⟨

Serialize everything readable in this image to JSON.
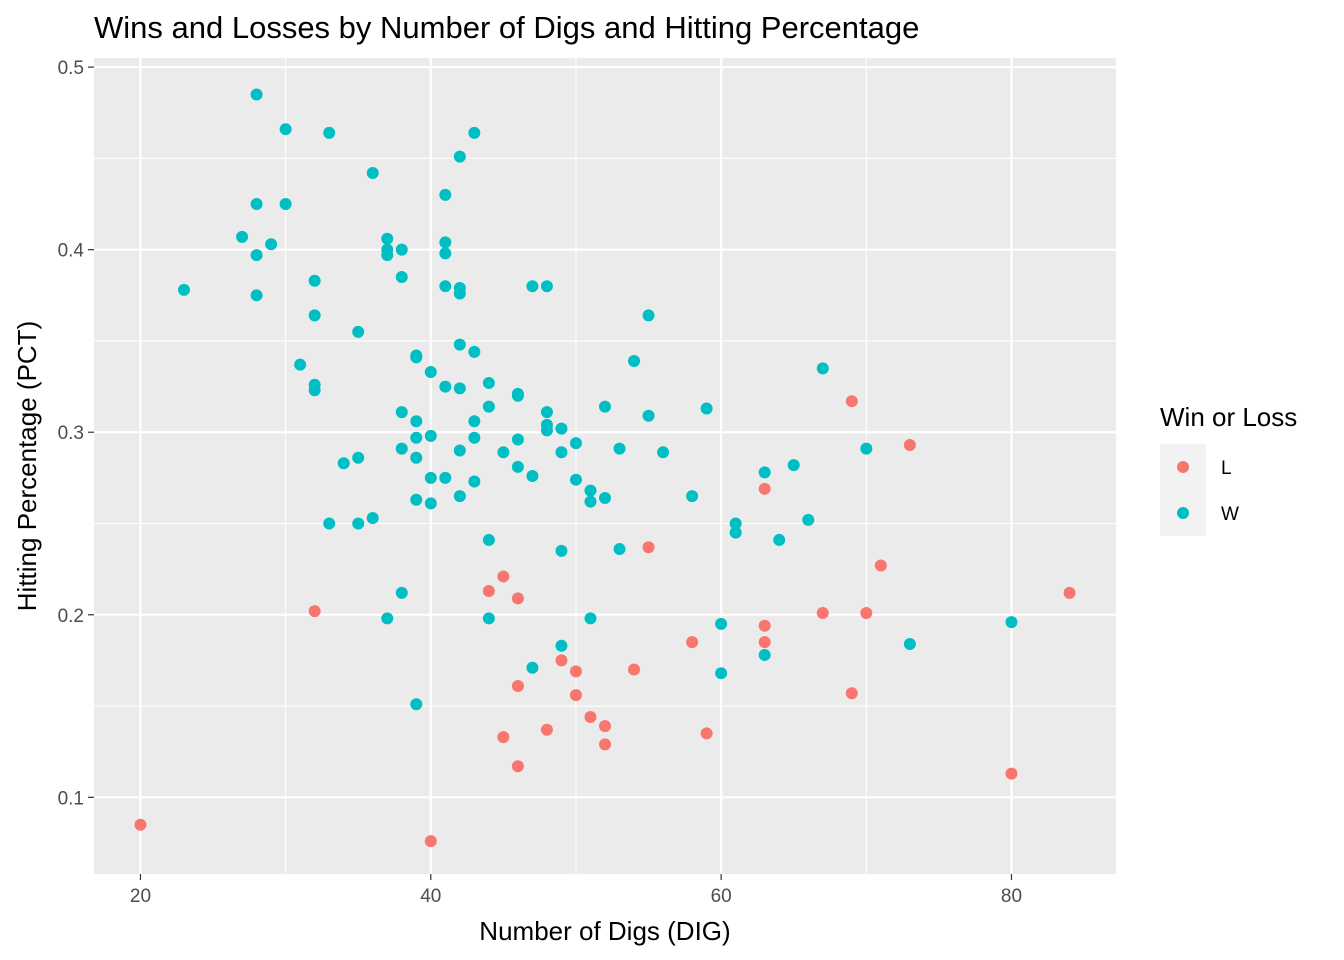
{
  "chart_data": {
    "type": "scatter",
    "title": "Wins and Losses by Number of Digs and Hitting Percentage",
    "xlabel": "Number of Digs (DIG)",
    "ylabel": "Hitting Percentage (PCT)",
    "xlim": [
      16.8,
      87.2
    ],
    "ylim": [
      0.058,
      0.505
    ],
    "xticks": [
      20,
      40,
      60,
      80
    ],
    "xtick_labels": [
      "20",
      "40",
      "60",
      "80"
    ],
    "yticks": [
      0.1,
      0.2,
      0.3,
      0.4,
      0.5
    ],
    "ytick_labels": [
      "0.1",
      "0.2",
      "0.3",
      "0.4",
      "0.5"
    ],
    "grid": true,
    "legend": {
      "title": "Win or Loss",
      "position": "right"
    },
    "series": [
      {
        "name": "L",
        "color": "#F8766D",
        "points": [
          [
            20,
            0.085
          ],
          [
            40,
            0.076
          ],
          [
            32,
            0.202
          ],
          [
            44,
            0.213
          ],
          [
            45,
            0.221
          ],
          [
            46,
            0.209
          ],
          [
            46,
            0.161
          ],
          [
            45,
            0.133
          ],
          [
            46,
            0.117
          ],
          [
            48,
            0.137
          ],
          [
            49,
            0.175
          ],
          [
            50,
            0.169
          ],
          [
            50,
            0.156
          ],
          [
            51,
            0.144
          ],
          [
            52,
            0.139
          ],
          [
            52,
            0.129
          ],
          [
            54,
            0.17
          ],
          [
            55,
            0.237
          ],
          [
            58,
            0.185
          ],
          [
            59,
            0.135
          ],
          [
            63,
            0.269
          ],
          [
            63,
            0.194
          ],
          [
            63,
            0.185
          ],
          [
            67,
            0.201
          ],
          [
            69,
            0.317
          ],
          [
            69,
            0.157
          ],
          [
            70,
            0.201
          ],
          [
            71,
            0.227
          ],
          [
            73,
            0.293
          ],
          [
            80,
            0.113
          ],
          [
            84,
            0.212
          ]
        ]
      },
      {
        "name": "W",
        "color": "#00BFC4",
        "points": [
          [
            23,
            0.378
          ],
          [
            27,
            0.407
          ],
          [
            28,
            0.485
          ],
          [
            28,
            0.425
          ],
          [
            28,
            0.397
          ],
          [
            28,
            0.375
          ],
          [
            29,
            0.403
          ],
          [
            30,
            0.466
          ],
          [
            30,
            0.425
          ],
          [
            31,
            0.337
          ],
          [
            32,
            0.383
          ],
          [
            32,
            0.364
          ],
          [
            32,
            0.326
          ],
          [
            32,
            0.323
          ],
          [
            33,
            0.464
          ],
          [
            33,
            0.25
          ],
          [
            34,
            0.283
          ],
          [
            35,
            0.355
          ],
          [
            35,
            0.286
          ],
          [
            35,
            0.25
          ],
          [
            36,
            0.442
          ],
          [
            36,
            0.253
          ],
          [
            37,
            0.406
          ],
          [
            37,
            0.4
          ],
          [
            37,
            0.397
          ],
          [
            37,
            0.198
          ],
          [
            38,
            0.4
          ],
          [
            38,
            0.385
          ],
          [
            38,
            0.311
          ],
          [
            38,
            0.291
          ],
          [
            38,
            0.212
          ],
          [
            39,
            0.342
          ],
          [
            39,
            0.341
          ],
          [
            39,
            0.306
          ],
          [
            39,
            0.297
          ],
          [
            39,
            0.286
          ],
          [
            39,
            0.263
          ],
          [
            39,
            0.151
          ],
          [
            40,
            0.333
          ],
          [
            40,
            0.298
          ],
          [
            40,
            0.275
          ],
          [
            40,
            0.261
          ],
          [
            41,
            0.43
          ],
          [
            41,
            0.404
          ],
          [
            41,
            0.398
          ],
          [
            41,
            0.38
          ],
          [
            41,
            0.325
          ],
          [
            41,
            0.275
          ],
          [
            42,
            0.451
          ],
          [
            42,
            0.379
          ],
          [
            42,
            0.376
          ],
          [
            42,
            0.348
          ],
          [
            42,
            0.324
          ],
          [
            42,
            0.29
          ],
          [
            42,
            0.265
          ],
          [
            43,
            0.464
          ],
          [
            43,
            0.344
          ],
          [
            43,
            0.306
          ],
          [
            43,
            0.297
          ],
          [
            43,
            0.273
          ],
          [
            44,
            0.327
          ],
          [
            44,
            0.314
          ],
          [
            44,
            0.241
          ],
          [
            44,
            0.198
          ],
          [
            45,
            0.289
          ],
          [
            46,
            0.321
          ],
          [
            46,
            0.32
          ],
          [
            46,
            0.296
          ],
          [
            46,
            0.281
          ],
          [
            47,
            0.38
          ],
          [
            47,
            0.276
          ],
          [
            47,
            0.171
          ],
          [
            48,
            0.38
          ],
          [
            48,
            0.311
          ],
          [
            48,
            0.304
          ],
          [
            48,
            0.301
          ],
          [
            49,
            0.302
          ],
          [
            49,
            0.289
          ],
          [
            49,
            0.235
          ],
          [
            49,
            0.183
          ],
          [
            50,
            0.294
          ],
          [
            50,
            0.274
          ],
          [
            51,
            0.268
          ],
          [
            51,
            0.262
          ],
          [
            51,
            0.198
          ],
          [
            52,
            0.314
          ],
          [
            52,
            0.264
          ],
          [
            53,
            0.291
          ],
          [
            53,
            0.236
          ],
          [
            54,
            0.339
          ],
          [
            55,
            0.364
          ],
          [
            55,
            0.309
          ],
          [
            56,
            0.289
          ],
          [
            58,
            0.265
          ],
          [
            59,
            0.313
          ],
          [
            60,
            0.195
          ],
          [
            60,
            0.168
          ],
          [
            61,
            0.25
          ],
          [
            61,
            0.245
          ],
          [
            63,
            0.278
          ],
          [
            63,
            0.178
          ],
          [
            64,
            0.241
          ],
          [
            65,
            0.282
          ],
          [
            66,
            0.252
          ],
          [
            67,
            0.335
          ],
          [
            70,
            0.291
          ],
          [
            73,
            0.184
          ],
          [
            80,
            0.196
          ]
        ]
      }
    ]
  }
}
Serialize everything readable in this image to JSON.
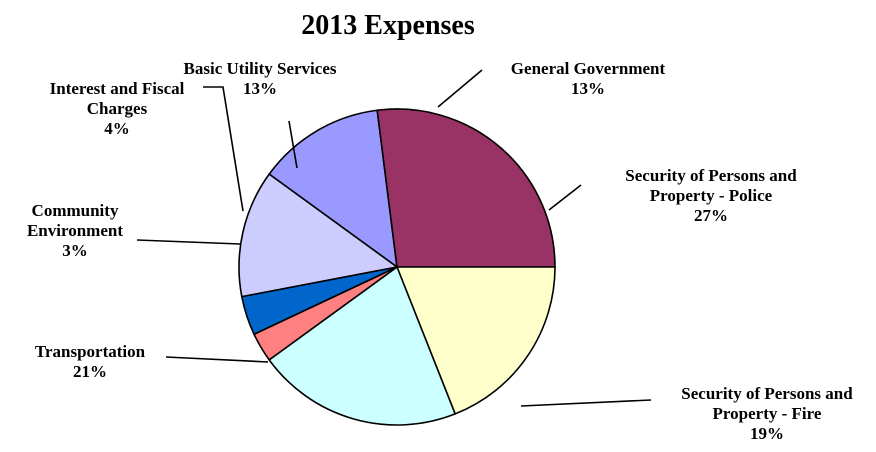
{
  "chart_data": {
    "type": "pie",
    "title": "2013 Expenses",
    "slices": [
      {
        "lines": [
          "General Government"
        ],
        "pct_label": "13%",
        "value": 13,
        "color": "#9999ff"
      },
      {
        "lines": [
          "Security of Persons and",
          "Property - Police"
        ],
        "pct_label": "27%",
        "value": 27,
        "color": "#993366"
      },
      {
        "lines": [
          "Security of Persons and",
          "Property - Fire"
        ],
        "pct_label": "19%",
        "value": 19,
        "color": "#ffffcc"
      },
      {
        "lines": [
          "Transportation"
        ],
        "pct_label": "21%",
        "value": 21,
        "color": "#ccffff"
      },
      {
        "lines": [
          "Community",
          "Environment"
        ],
        "pct_label": "3%",
        "value": 3,
        "color": "#ff8080"
      },
      {
        "lines": [
          "Interest and Fiscal",
          "Charges"
        ],
        "pct_label": "4%",
        "value": 4,
        "color": "#0066cc"
      },
      {
        "lines": [
          "Basic Utility Services"
        ],
        "pct_label": "13%",
        "value": 13,
        "color": "#ccccff"
      }
    ]
  }
}
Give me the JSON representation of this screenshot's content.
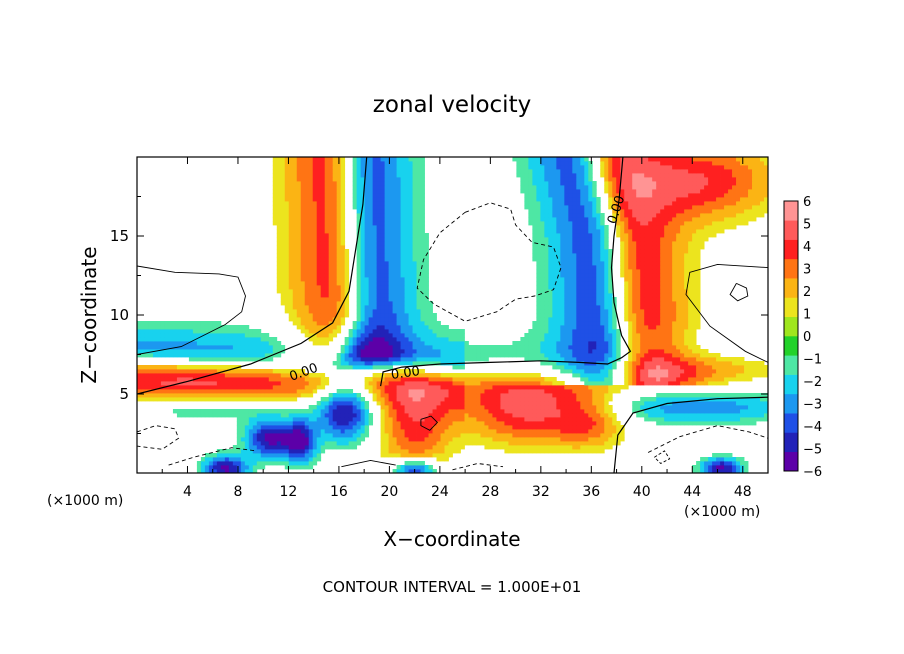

⟩

Each line of the data is to be duplicated exactly; pictures stay out of the copy.

Serialize everything readable in this image to JSON.
{
  "chart_data": {
    "type": "scatter",
    "title": "Wins and Losses by Number of Digs and Hitting Percentage",
    "xlabel": "Number of Digs (DIG)",
    "ylabel": "Hitting Percentage (PCT)",
    "xlim": [
      16.8,
      87.2
    ],
    "ylim": [
      0.058,
      0.505
    ],
    "xticks": [
      20,
      40,
      60,
      80
    ],
    "xtick_labels": [
      "20",
      "40",
      "60",
      "80"
    ],
    "yticks": [
      0.1,
      0.2,
      0.3,
      0.4,
      0.5
    ],
    "ytick_labels": [
      "0.1",
      "0.2",
      "0.3",
      "0.4",
      "0.5"
    ],
    "grid": true,
    "legend": {
      "title": "Win or Loss",
      "position": "right"
    },
    "series": [
      {
        "name": "L",
        "color": "#F8766D",
        "points": [
          [
            20,
            0.085
          ],
          [
            40,
            0.076
          ],
          [
            32,
            0.202
          ],
          [
            44,
            0.213
          ],
          [
            45,
            0.221
          ],
          [
            46,
            0.209
          ],
          [
            46,
            0.161
          ],
          [
            45,
            0.133
          ],
          [
            46,
            0.117
          ],
          [
            48,
            0.137
          ],
          [
            49,
            0.175
          ],
          [
            50,
            0.169
          ],
          [
            50,
            0.156
          ],
          [
            51,
            0.144
          ],
          [
            52,
            0.139
          ],
          [
            52,
            0.129
          ],
          [
            54,
            0.17
          ],
          [
            55,
            0.237
          ],
          [
            58,
            0.185
          ],
          [
            59,
            0.135
          ],
          [
            63,
            0.269
          ],
          [
            63,
            0.194
          ],
          [
            63,
            0.185
          ],
          [
            67,
            0.201
          ],
          [
            69,
            0.317
          ],
          [
            69,
            0.157
          ],
          [
            70,
            0.201
          ],
          [
            71,
            0.227
          ],
          [
            73,
            0.293
          ],
          [
            80,
            0.113
          ],
          [
            84,
            0.212
          ]
        ]
      },
      {
        "name": "W",
        "color": "#00BFC4",
        "points": [
          [
            23,
            0.378
          ],
          [
            27,
            0.407
          ],
          [
            28,
            0.485
          ],
          [
            28,
            0.425
          ],
          [
            28,
            0.397
          ],
          [
            28,
            0.375
          ],
          [
            29,
            0.403
          ],
          [
            30,
            0.466
          ],
          [
            30,
            0.425
          ],
          [
            31,
            0.337
          ],
          [
            32,
            0.383
          ],
          [
            32,
            0.364
          ],
          [
            32,
            0.326
          ],
          [
            32,
            0.323
          ],
          [
            33,
            0.464
          ],
          [
            33,
            0.25
          ],
          [
            34,
            0.283
          ],
          [
            35,
            0.355
          ],
          [
            35,
            0.286
          ],
          [
            35,
            0.25
          ],
          [
            36,
            0.442
          ],
          [
            36,
            0.253
          ],
          [
            37,
            0.406
          ],
          [
            37,
            0.4
          ],
          [
            37,
            0.397
          ],
          [
            37,
            0.198
          ],
          [
            38,
            0.4
          ],
          [
            38,
            0.385
          ],
          [
            38,
            0.311
          ],
          [
            38,
            0.291
          ],
          [
            38,
            0.212
          ],
          [
            39,
            0.342
          ],
          [
            39,
            0.341
          ],
          [
            39,
            0.306
          ],
          [
            39,
            0.297
          ],
          [
            39,
            0.286
          ],
          [
            39,
            0.263
          ],
          [
            39,
            0.151
          ],
          [
            40,
            0.333
          ],
          [
            40,
            0.298
          ],
          [
            40,
            0.275
          ],
          [
            40,
            0.261
          ],
          [
            41,
            0.43
          ],
          [
            41,
            0.404
          ],
          [
            41,
            0.398
          ],
          [
            41,
            0.38
          ],
          [
            41,
            0.325
          ],
          [
            41,
            0.275
          ],
          [
            42,
            0.451
          ],
          [
            42,
            0.379
          ],
          [
            42,
            0.376
          ],
          [
            42,
            0.348
          ],
          [
            42,
            0.324
          ],
          [
            42,
            0.29
          ],
          [
            42,
            0.265
          ],
          [
            43,
            0.464
          ],
          [
            43,
            0.344
          ],
          [
            43,
            0.306
          ],
          [
            43,
            0.297
          ],
          [
            43,
            0.273
          ],
          [
            44,
            0.327
          ],
          [
            44,
            0.314
          ],
          [
            44,
            0.241
          ],
          [
            44,
            0.198
          ],
          [
            45,
            0.289
          ],
          [
            46,
            0.321
          ],
          [
            46,
            0.32
          ],
          [
            46,
            0.296
          ],
          [
            46,
            0.281
          ],
          [
            47,
            0.38
          ],
          [
            47,
            0.276
          ],
          [
            47,
            0.171
          ],
          [
            48,
            0.38
          ],
          [
            48,
            0.311
          ],
          [
            48,
            0.304
          ],
          [
            48,
            0.301
          ],
          [
            49,
            0.302
          ],
          [
            49,
            0.289
          ],
          [
            49,
            0.235
          ],
          [
            49,
            0.183
          ],
          [
            50,
            0.294
          ],
          [
            50,
            0.274
          ],
          [
            51,
            0.268
          ],
          [
            51,
            0.262
          ],
          [
            51,
            0.198
          ],
          [
            52,
            0.314
          ],
          [
            52,
            0.264
          ],
          [
            53,
            0.291
          ],
          [
            53,
            0.236
          ],
          [
            54,
            0.339
          ],
          [
            55,
            0.364
          ],
          [
            55,
            0.309
          ],
          [
            56,
            0.289
          ],
          [
            58,
            0.265
          ],
          [
            59,
            0.313
          ],
          [
            60,
            0.195
          ],
          [
            60,
            0.168
          ],
          [
            61,
            0.25
          ],
          [
            61,
            0.245
          ],
          [
            63,
            0.278
          ],
          [
            63,
            0.178
          ],
          [
            64,
            0.241
          ],
          [
            65,
            0.282
          ],
          [
            66,
            0.252
          ],
          [
            67,
            0.335
          ],
          [
            70,
            0.291
          ],
          [
            73,
            0.184
          ],
          [
            80,
            0.196
          ]
        ]
      }
    ]
  }
}
Serialize everything readable in this image to JSON.
{
  "chart_data": {
    "type": "pie",
    "title": "2013 Expenses",
    "slices": [
      {
        "lines": [
          "General Government"
        ],
        "pct_label": "13%",
        "value": 13,
        "color": "#9999ff"
      },
      {
        "lines": [
          "Security of Persons and",
          "Property - Police"
        ],
        "pct_label": "27%",
        "value": 27,
        "color": "#993366"
      },
      {
        "lines": [
          "Security of Persons and",
          "Property - Fire"
        ],
        "pct_label": "19%",
        "value": 19,
        "color": "#ffffcc"
      },
      {
        "lines": [
          "Transportation"
        ],
        "pct_label": "21%",
        "value": 21,
        "color": "#ccffff"
      },
      {
        "lines": [
          "Community",
          "Environment"
        ],
        "pct_label": "3%",
        "value": 3,
        "color": "#ff8080"
      },
      {
        "lines": [
          "Interest and Fiscal",
          "Charges"
        ],
        "pct_label": "4%",
        "value": 4,
        "color": "#0066cc"
      },
      {
        "lines": [
          "Basic Utility Services"
        ],
        "pct_label": "13%",
        "value": 13,
        "color": "#ccccff"
      }
    ]
  }
}
Give me the JSON representation of this screenshot's content.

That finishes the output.